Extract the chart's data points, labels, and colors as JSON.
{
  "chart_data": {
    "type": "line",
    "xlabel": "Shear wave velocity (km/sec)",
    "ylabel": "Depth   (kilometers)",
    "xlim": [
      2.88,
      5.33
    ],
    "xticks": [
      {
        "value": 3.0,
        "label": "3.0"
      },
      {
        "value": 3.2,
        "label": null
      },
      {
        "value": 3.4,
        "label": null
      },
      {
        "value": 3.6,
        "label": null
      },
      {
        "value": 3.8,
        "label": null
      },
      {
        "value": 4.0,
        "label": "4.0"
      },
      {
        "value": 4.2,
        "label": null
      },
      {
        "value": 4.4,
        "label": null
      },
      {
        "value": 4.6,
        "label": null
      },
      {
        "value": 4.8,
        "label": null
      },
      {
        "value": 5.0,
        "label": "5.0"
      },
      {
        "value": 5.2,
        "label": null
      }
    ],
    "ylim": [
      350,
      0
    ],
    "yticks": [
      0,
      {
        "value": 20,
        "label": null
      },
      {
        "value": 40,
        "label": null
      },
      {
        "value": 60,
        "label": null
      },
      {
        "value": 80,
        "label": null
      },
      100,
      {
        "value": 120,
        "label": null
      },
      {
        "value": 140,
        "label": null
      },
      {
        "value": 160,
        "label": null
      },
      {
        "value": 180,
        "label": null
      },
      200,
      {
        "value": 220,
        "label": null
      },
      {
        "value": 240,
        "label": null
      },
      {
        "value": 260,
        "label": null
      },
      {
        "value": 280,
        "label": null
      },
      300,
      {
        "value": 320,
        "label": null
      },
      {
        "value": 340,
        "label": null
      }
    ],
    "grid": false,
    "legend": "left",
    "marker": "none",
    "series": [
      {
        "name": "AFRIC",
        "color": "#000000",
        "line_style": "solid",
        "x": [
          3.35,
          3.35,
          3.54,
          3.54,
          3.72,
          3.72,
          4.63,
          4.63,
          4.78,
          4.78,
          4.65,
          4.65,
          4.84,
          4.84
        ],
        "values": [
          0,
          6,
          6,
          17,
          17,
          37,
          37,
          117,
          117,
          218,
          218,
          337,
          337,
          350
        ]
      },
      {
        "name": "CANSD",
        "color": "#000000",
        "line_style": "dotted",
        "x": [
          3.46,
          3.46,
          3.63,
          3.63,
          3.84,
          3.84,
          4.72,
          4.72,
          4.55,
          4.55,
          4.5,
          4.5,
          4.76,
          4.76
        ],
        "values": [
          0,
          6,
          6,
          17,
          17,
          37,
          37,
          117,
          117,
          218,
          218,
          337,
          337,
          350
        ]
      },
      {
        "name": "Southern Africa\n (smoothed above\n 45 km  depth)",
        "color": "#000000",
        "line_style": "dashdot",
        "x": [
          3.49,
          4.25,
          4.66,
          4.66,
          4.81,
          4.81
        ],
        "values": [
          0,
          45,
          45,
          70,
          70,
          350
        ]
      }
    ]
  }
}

# # # # # # #

Extract all the entries word for word.

Extract the chart's data points, labels, and colors as JSON.
{
  "chart_data": {
    "type": "line",
    "xlabel": "Shear wave velocity (km/sec)",
    "ylabel": "Depth   (kilometers)",
    "xlim": [
      2.88,
      5.33
    ],
    "xticks": [
      {
        "value": 3.0,
        "label": "3.0"
      },
      {
        "value": 3.2,
        "label": null
      },
      {
        "value": 3.4,
        "label": null
      },
      {
        "value": 3.6,
        "label": null
      },
      {
        "value": 3.8,
        "label": null
      },
      {
        "value": 4.0,
        "label": "4.0"
      },
      {
        "value": 4.2,
        "label": null
      },
      {
        "value": 4.4,
        "label": null
      },
      {
        "value": 4.6,
        "label": null
      },
      {
        "value": 4.8,
        "label": null
      },
      {
        "value": 5.0,
        "label": "5.0"
      },
      {
        "value": 5.2,
        "label": null
      }
    ],
    "ylim": [
      350,
      0
    ],
    "yticks": [
      0,
      {
        "value": 20,
        "label": null
      },
      {
        "value": 40,
        "label": null
      },
      {
        "value": 60,
        "label": null
      },
      {
        "value": 80,
        "label": null
      },
      100,
      {
        "value": 120,
        "label": null
      },
      {
        "value": 140,
        "label": null
      },
      {
        "value": 160,
        "label": null
      },
      {
        "value": 180,
        "label": null
      },
      200,
      {
        "value": 220,
        "label": null
      },
      {
        "value": 240,
        "label": null
      },
      {
        "value": 260,
        "label": null
      },
      {
        "value": 280,
        "label": null
      },
      300,
      {
        "value": 320,
        "label": null
      },
      {
        "value": 340,
        "label": null
      }
    ],
    "grid": false,
    "legend": "left",
    "marker": "none",
    "series": [
      {
        "name": "AFRIC",
        "color": "#000000",
        "line_style": "solid",
        "x": [
          3.35,
          3.35,
          3.54,
          3.54,
          3.72,
          3.72,
          4.63,
          4.63,
          4.78,
          4.78,
          4.65,
          4.65,
          4.84,
          4.84
        ],
        "values": [
          0,
          6,
          6,
          17,
          17,
          37,
          37,
          117,
          117,
          218,
          218,
          337,
          337,
          350
        ]
      },
      {
        "name": "CANSD",
        "color": "#000000",
        "line_style": "dotted",
        "x": [
          3.46,
          3.46,
          3.63,
          3.63,
          3.84,
          3.84,
          4.72,
          4.72,
          4.55,
          4.55,
          4.5,
          4.5,
          4.76,
          4.76
        ],
        "values": [
          0,
          6,
          6,
          17,
          17,
          37,
          37,
          117,
          117,
          218,
          218,
          337,
          337,
          350
        ]
      },
      {
        "name": "Southern Africa\n (smoothed above\n 45 km  depth)",
        "color": "#000000",
        "line_style": "dashdot",
        "x": [
          3.49,
          4.25,
          4.66,
          4.66,
          4.81,
          4.81
        ],
        "values": [
          0,
          45,
          45,
          70,
          70,
          350
        ]
      }
    ]
  }
}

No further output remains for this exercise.